Given task - Select the lines below containing the word "wodnego".

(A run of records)
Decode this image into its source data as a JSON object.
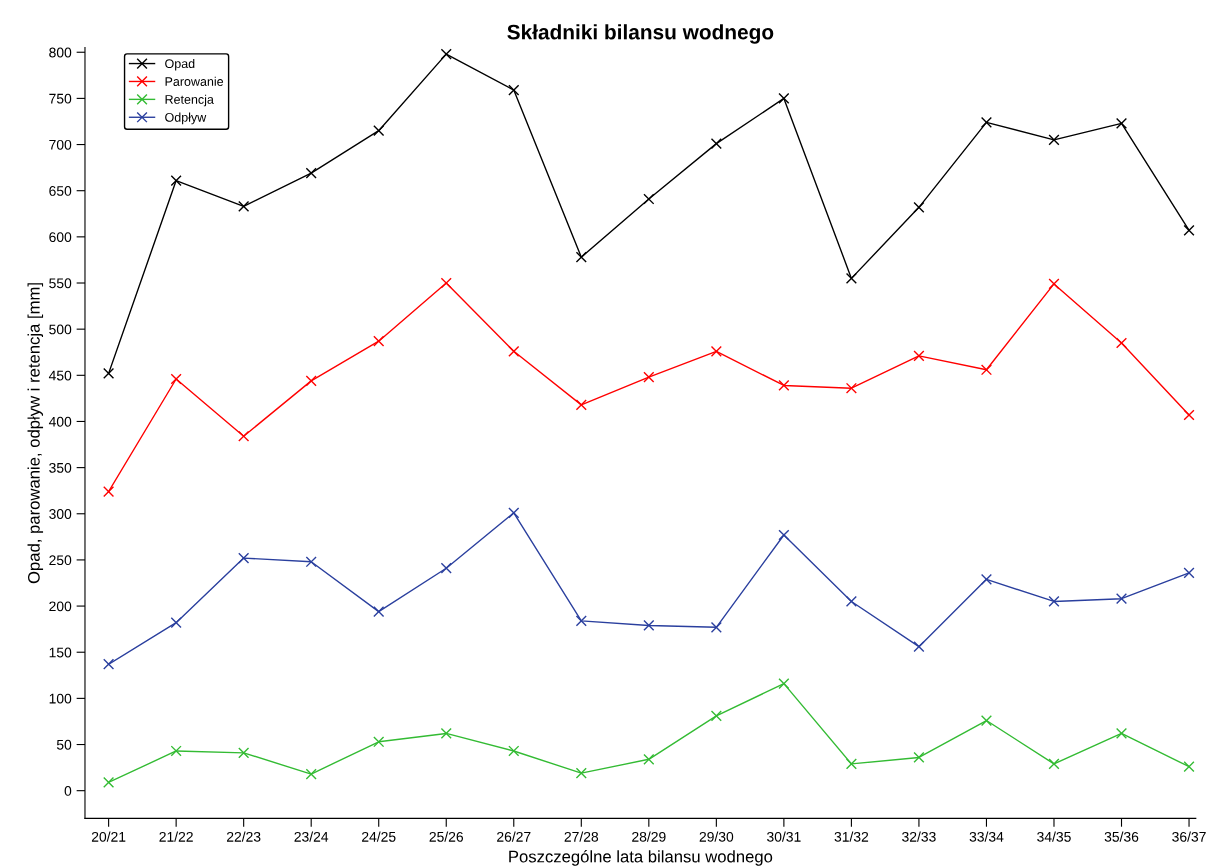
{
  "chart_data": {
    "type": "line",
    "title": "Składniki bilansu wodnego",
    "xlabel": "Poszczególne lata bilansu wodnego",
    "ylabel": "Opad, parowanie, odpływ i retencja [mm]",
    "categories": [
      "20/21",
      "21/22",
      "22/23",
      "23/24",
      "24/25",
      "25/26",
      "26/27",
      "27/28",
      "28/29",
      "29/30",
      "30/31",
      "31/32",
      "32/33",
      "33/34",
      "34/35",
      "35/36",
      "36/37"
    ],
    "series": [
      {
        "name": "Opad",
        "color": "#000000",
        "values": [
          452,
          661,
          633,
          669,
          715,
          798,
          759,
          578,
          641,
          701,
          750,
          555,
          632,
          724,
          705,
          723,
          607
        ]
      },
      {
        "name": "Parowanie",
        "color": "#ff0000",
        "values": [
          324,
          446,
          384,
          444,
          487,
          550,
          476,
          418,
          448,
          476,
          439,
          436,
          471,
          456,
          549,
          485,
          407
        ]
      },
      {
        "name": "Retencja",
        "color": "#33bb33",
        "values": [
          9,
          43,
          41,
          18,
          53,
          62,
          43,
          19,
          34,
          81,
          116,
          29,
          36,
          76,
          29,
          62,
          26
        ]
      },
      {
        "name": "Odpływ",
        "color": "#2a3f9e",
        "values": [
          137,
          182,
          252,
          248,
          194,
          241,
          301,
          184,
          179,
          177,
          277,
          205,
          156,
          229,
          205,
          208,
          236
        ]
      }
    ],
    "ylim": [
      -30,
      805
    ],
    "yticks": [
      0,
      50,
      100,
      150,
      200,
      250,
      300,
      350,
      400,
      450,
      500,
      550,
      600,
      650,
      700,
      750,
      800
    ],
    "grid": false,
    "legend": "top left",
    "marker": "cross",
    "line_style": "solid"
  }
}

Finished task -
    "title": "Składniki bilansu wodnego",
    "xlabel": "Poszczególne lata bilansu wodnego",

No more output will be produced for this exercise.